Below are entries; tally how many lines hold the string "sviluppo" and answer with only that figure.
━━ Listed entries
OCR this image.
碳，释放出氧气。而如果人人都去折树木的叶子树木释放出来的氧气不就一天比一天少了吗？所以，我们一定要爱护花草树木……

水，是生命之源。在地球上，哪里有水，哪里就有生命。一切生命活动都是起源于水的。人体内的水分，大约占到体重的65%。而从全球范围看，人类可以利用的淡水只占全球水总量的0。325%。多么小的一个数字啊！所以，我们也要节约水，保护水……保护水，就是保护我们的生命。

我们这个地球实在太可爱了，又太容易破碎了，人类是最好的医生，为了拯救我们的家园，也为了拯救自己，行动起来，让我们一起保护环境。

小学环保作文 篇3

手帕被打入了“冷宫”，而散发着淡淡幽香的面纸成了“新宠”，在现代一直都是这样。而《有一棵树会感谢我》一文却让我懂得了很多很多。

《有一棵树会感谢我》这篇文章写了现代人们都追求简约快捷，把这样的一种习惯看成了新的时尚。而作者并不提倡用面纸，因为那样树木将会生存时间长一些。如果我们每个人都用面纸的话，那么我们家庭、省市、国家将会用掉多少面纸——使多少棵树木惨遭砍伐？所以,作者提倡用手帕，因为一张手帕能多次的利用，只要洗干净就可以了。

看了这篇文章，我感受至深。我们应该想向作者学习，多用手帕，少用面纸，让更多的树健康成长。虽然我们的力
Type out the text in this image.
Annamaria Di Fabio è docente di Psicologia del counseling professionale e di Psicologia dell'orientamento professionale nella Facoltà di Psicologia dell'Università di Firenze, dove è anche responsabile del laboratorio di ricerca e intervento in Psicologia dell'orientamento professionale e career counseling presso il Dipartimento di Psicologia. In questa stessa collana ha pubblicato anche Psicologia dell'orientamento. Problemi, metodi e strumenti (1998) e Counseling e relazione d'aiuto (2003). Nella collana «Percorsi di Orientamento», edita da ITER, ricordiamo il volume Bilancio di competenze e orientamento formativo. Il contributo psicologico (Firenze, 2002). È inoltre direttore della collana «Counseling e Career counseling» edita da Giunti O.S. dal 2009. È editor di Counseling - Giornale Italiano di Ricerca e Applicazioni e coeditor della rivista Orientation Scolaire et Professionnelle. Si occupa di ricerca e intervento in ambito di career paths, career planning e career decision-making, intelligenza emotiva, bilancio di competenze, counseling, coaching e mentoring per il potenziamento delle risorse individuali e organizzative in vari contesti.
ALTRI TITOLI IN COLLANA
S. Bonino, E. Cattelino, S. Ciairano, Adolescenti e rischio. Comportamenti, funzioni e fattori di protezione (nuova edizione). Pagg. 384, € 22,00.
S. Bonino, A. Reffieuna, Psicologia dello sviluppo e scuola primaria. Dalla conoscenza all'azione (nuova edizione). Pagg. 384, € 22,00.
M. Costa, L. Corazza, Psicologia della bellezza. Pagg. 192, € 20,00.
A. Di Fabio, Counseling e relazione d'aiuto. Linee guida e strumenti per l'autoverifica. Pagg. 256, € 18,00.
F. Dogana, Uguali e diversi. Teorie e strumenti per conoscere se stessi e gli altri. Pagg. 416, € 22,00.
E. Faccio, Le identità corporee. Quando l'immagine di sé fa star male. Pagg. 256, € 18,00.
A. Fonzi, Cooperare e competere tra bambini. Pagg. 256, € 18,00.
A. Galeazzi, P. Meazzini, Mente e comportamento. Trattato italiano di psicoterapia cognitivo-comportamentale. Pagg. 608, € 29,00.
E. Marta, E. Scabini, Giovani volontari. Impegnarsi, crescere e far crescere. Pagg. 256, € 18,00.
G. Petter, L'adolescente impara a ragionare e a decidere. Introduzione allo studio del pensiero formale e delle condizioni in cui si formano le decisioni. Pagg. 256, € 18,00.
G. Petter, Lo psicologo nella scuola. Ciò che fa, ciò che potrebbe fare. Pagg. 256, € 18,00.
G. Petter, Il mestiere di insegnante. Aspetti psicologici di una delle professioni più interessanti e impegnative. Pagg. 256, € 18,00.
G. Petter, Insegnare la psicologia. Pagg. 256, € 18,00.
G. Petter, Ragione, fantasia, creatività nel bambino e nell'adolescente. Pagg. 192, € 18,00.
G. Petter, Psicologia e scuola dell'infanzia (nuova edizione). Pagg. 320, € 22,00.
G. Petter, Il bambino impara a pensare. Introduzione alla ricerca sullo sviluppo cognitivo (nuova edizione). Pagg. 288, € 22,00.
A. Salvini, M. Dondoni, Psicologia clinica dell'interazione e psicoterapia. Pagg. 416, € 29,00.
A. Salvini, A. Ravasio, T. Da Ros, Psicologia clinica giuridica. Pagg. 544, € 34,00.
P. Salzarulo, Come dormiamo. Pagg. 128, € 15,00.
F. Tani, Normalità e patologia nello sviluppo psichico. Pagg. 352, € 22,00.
━━━━
> **Response to this task**: 3